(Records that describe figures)
/---

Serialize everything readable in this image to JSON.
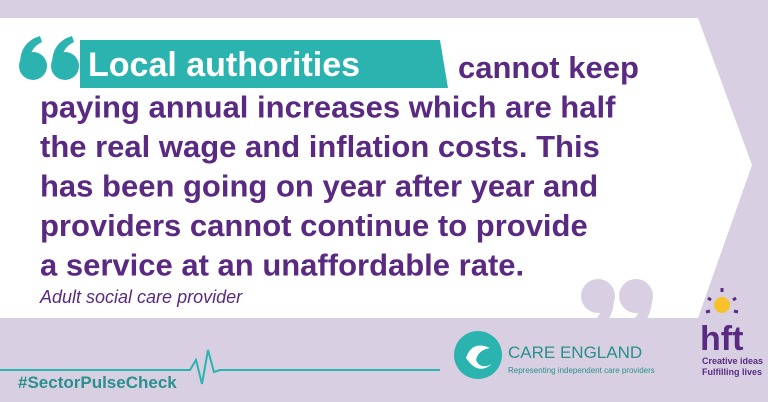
{
  "quote": {
    "highlight": "Local authorities",
    "lines": [
      "cannot keep",
      "paying annual increases which are half",
      "the real wage and inflation costs. This",
      "has been going on year after year and",
      "providers cannot continue to provide",
      "a service at an unaffordable rate."
    ]
  },
  "attribution": "Adult social care provider",
  "hashtag": "#SectorPulseCheck",
  "care_england": {
    "name": "CARE ENGLAND",
    "tagline": "Representing independent care providers"
  },
  "hft": {
    "name": "hft",
    "tagline": [
      "Creative ideas",
      "Fulfilling lives"
    ]
  }
}
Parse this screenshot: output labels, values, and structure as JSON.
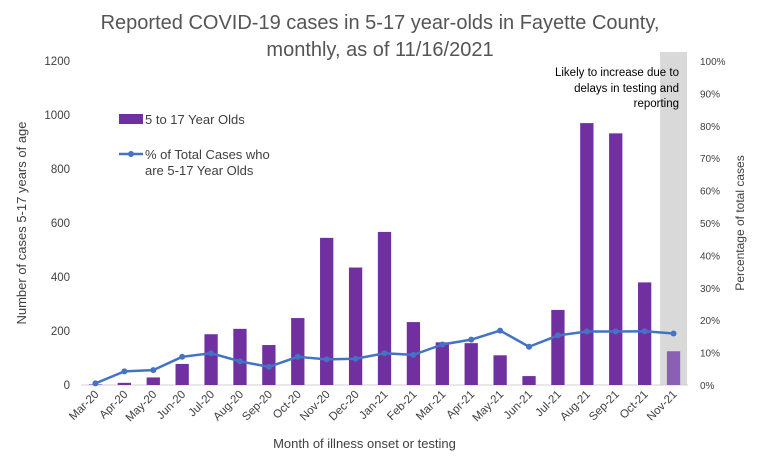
{
  "chart_data": {
    "type": "bar",
    "title_line1": "Reported COVID-19 cases in 5-17 year-olds in Fayette County,",
    "title_line2": "monthly, as of 11/16/2021",
    "xlabel": "Month of illness onset or testing",
    "ylabel": "Number of cases 5-17 years of age",
    "y2label": "Percentage of total cases",
    "ylim": [
      0,
      1200
    ],
    "y2lim": [
      0,
      100
    ],
    "yticks": [
      0,
      200,
      400,
      600,
      800,
      1000,
      1200
    ],
    "y2ticks": [
      "0%",
      "10%",
      "20%",
      "30%",
      "40%",
      "50%",
      "60%",
      "70%",
      "80%",
      "90%",
      "100%"
    ],
    "categories": [
      "Mar-20",
      "Apr-20",
      "May-20",
      "Jun-20",
      "Jul-20",
      "Aug-20",
      "Sep-20",
      "Oct-20",
      "Nov-20",
      "Dec-20",
      "Jan-21",
      "Feb-21",
      "Mar-21",
      "Apr-21",
      "May-21",
      "Jun-21",
      "Jul-21",
      "Aug-21",
      "Sep-21",
      "Oct-21",
      "Nov-21"
    ],
    "series": [
      {
        "name": "5 to 17 Year Olds",
        "kind": "bar",
        "axis": "left",
        "color": "#7030A0",
        "values": [
          2,
          8,
          28,
          78,
          188,
          208,
          148,
          248,
          545,
          435,
          567,
          233,
          158,
          155,
          110,
          33,
          278,
          970,
          932,
          380,
          125
        ]
      },
      {
        "name_line1": "% of Total Cases who",
        "name_line2": "are 5-17 Year Olds",
        "kind": "line",
        "axis": "right",
        "color": "#4472C4",
        "values": [
          0.5,
          4.2,
          4.6,
          8.7,
          9.8,
          7.3,
          5.6,
          8.7,
          7.9,
          8.1,
          9.8,
          9.3,
          12.5,
          14.0,
          16.8,
          11.8,
          15.3,
          16.5,
          16.5,
          16.6,
          15.9
        ]
      }
    ],
    "highlight": {
      "category": "Nov-21",
      "color": "#D9D9D9",
      "note_lines": [
        "Likely to increase due to",
        "delays in testing and",
        "reporting"
      ]
    },
    "legend_position": "upper-left",
    "grid": false
  }
}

\---

■ **Request**: Go through the entries above and print each one exactly, minus the pictures.

■ **Result for this exercise**:
Serialize everything readable in this image to JSON.
{
  "quote": {
    "highlight": "Local authorities",
    "lines": [
      "cannot keep",
      "paying annual increases which are half",
      "the real wage and inflation costs. This",
      "has been going on year after year and",
      "providers cannot continue to provide",
      "a service at an unaffordable rate."
    ]
  },
  "attribution": "Adult social care provider",
  "hashtag": "#SectorPulseCheck",
  "care_england": {
    "name": "CARE ENGLAND",
    "tagline": "Representing independent care providers"
  },
  "hft": {
    "name": "hft",
    "tagline": [
      "Creative ideas",
      "Fulfilling lives"
    ]
  }
}
Parse this screenshot: output labels, values, and structure as JSON.
{
  "chart_data": {
    "type": "bar",
    "title_line1": "Reported COVID-19 cases in 5-17 year-olds in Fayette County,",
    "title_line2": "monthly, as of 11/16/2021",
    "xlabel": "Month of illness onset or testing",
    "ylabel": "Number of cases 5-17 years of age",
    "y2label": "Percentage of total cases",
    "ylim": [
      0,
      1200
    ],
    "y2lim": [
      0,
      100
    ],
    "yticks": [
      0,
      200,
      400,
      600,
      800,
      1000,
      1200
    ],
    "y2ticks": [
      "0%",
      "10%",
      "20%",
      "30%",
      "40%",
      "50%",
      "60%",
      "70%",
      "80%",
      "90%",
      "100%"
    ],
    "categories": [
      "Mar-20",
      "Apr-20",
      "May-20",
      "Jun-20",
      "Jul-20",
      "Aug-20",
      "Sep-20",
      "Oct-20",
      "Nov-20",
      "Dec-20",
      "Jan-21",
      "Feb-21",
      "Mar-21",
      "Apr-21",
      "May-21",
      "Jun-21",
      "Jul-21",
      "Aug-21",
      "Sep-21",
      "Oct-21",
      "Nov-21"
    ],
    "series": [
      {
        "name": "5 to 17 Year Olds",
        "kind": "bar",
        "axis": "left",
        "color": "#7030A0",
        "values": [
          2,
          8,
          28,
          78,
          188,
          208,
          148,
          248,
          545,
          435,
          567,
          233,
          158,
          155,
          110,
          33,
          278,
          970,
          932,
          380,
          125
        ]
      },
      {
        "name_line1": "% of Total Cases who",
        "name_line2": "are 5-17 Year Olds",
        "kind": "line",
        "axis": "right",
        "color": "#4472C4",
        "values": [
          0.5,
          4.2,
          4.6,
          8.7,
          9.8,
          7.3,
          5.6,
          8.7,
          7.9,
          8.1,
          9.8,
          9.3,
          12.5,
          14.0,
          16.8,
          11.8,
          15.3,
          16.5,
          16.5,
          16.6,
          15.9
        ]
      }
    ],
    "highlight": {
      "category": "Nov-21",
      "color": "#D9D9D9",
      "note_lines": [
        "Likely to increase due to",
        "delays in testing and",
        "reporting"
      ]
    },
    "legend_position": "upper-left",
    "grid": false
  }
}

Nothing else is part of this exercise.